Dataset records
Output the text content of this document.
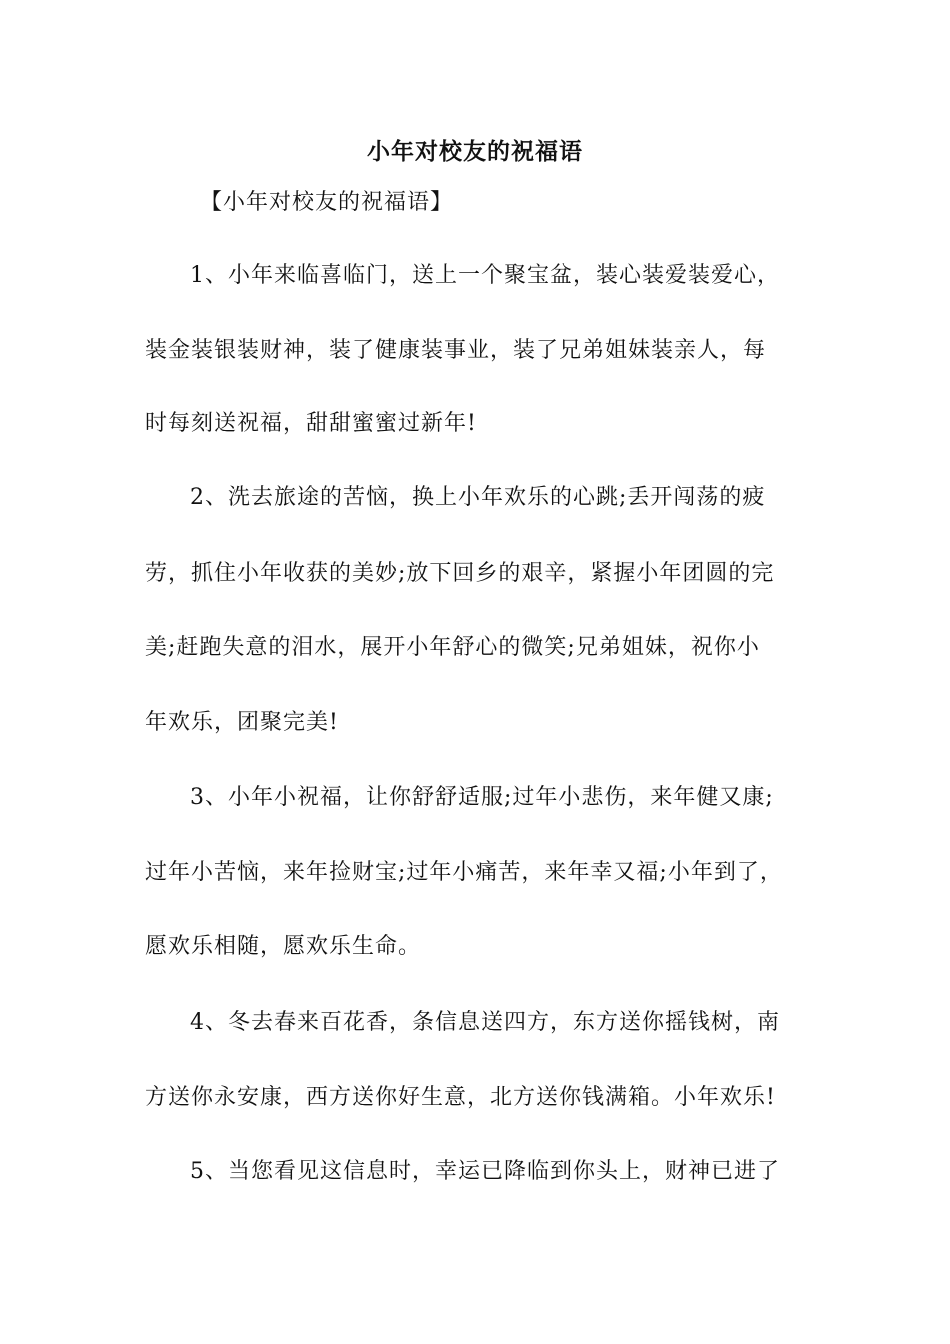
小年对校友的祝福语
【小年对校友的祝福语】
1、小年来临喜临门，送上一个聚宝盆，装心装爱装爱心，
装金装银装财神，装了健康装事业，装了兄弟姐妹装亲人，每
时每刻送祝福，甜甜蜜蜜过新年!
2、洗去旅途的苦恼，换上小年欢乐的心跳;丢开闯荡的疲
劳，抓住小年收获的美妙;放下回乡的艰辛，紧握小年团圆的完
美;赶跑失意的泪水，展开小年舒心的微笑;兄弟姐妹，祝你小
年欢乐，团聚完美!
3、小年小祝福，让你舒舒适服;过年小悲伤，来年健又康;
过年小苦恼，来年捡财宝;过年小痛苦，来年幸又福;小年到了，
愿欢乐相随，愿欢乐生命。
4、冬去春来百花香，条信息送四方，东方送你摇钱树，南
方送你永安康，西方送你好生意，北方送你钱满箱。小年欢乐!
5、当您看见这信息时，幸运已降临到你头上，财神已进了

• TASK GOAL: Send back the data above word for word, with the pictures left out.

• TASK OUTPUT:
Output the text content of this document.
小年对校友的祝福语
【小年对校友的祝福语】
1、小年来临喜临门，送上一个聚宝盆，装心装爱装爱心，
装金装银装财神，装了健康装事业，装了兄弟姐妹装亲人，每
时每刻送祝福，甜甜蜜蜜过新年!
2、洗去旅途的苦恼，换上小年欢乐的心跳;丢开闯荡的疲
劳，抓住小年收获的美妙;放下回乡的艰辛，紧握小年团圆的完
美;赶跑失意的泪水，展开小年舒心的微笑;兄弟姐妹，祝你小
年欢乐，团聚完美!
3、小年小祝福，让你舒舒适服;过年小悲伤，来年健又康;
过年小苦恼，来年捡财宝;过年小痛苦，来年幸又福;小年到了，
愿欢乐相随，愿欢乐生命。
4、冬去春来百花香，条信息送四方，东方送你摇钱树，南
方送你永安康，西方送你好生意，北方送你钱满箱。小年欢乐!
5、当您看见这信息时，幸运已降临到你头上，财神已进了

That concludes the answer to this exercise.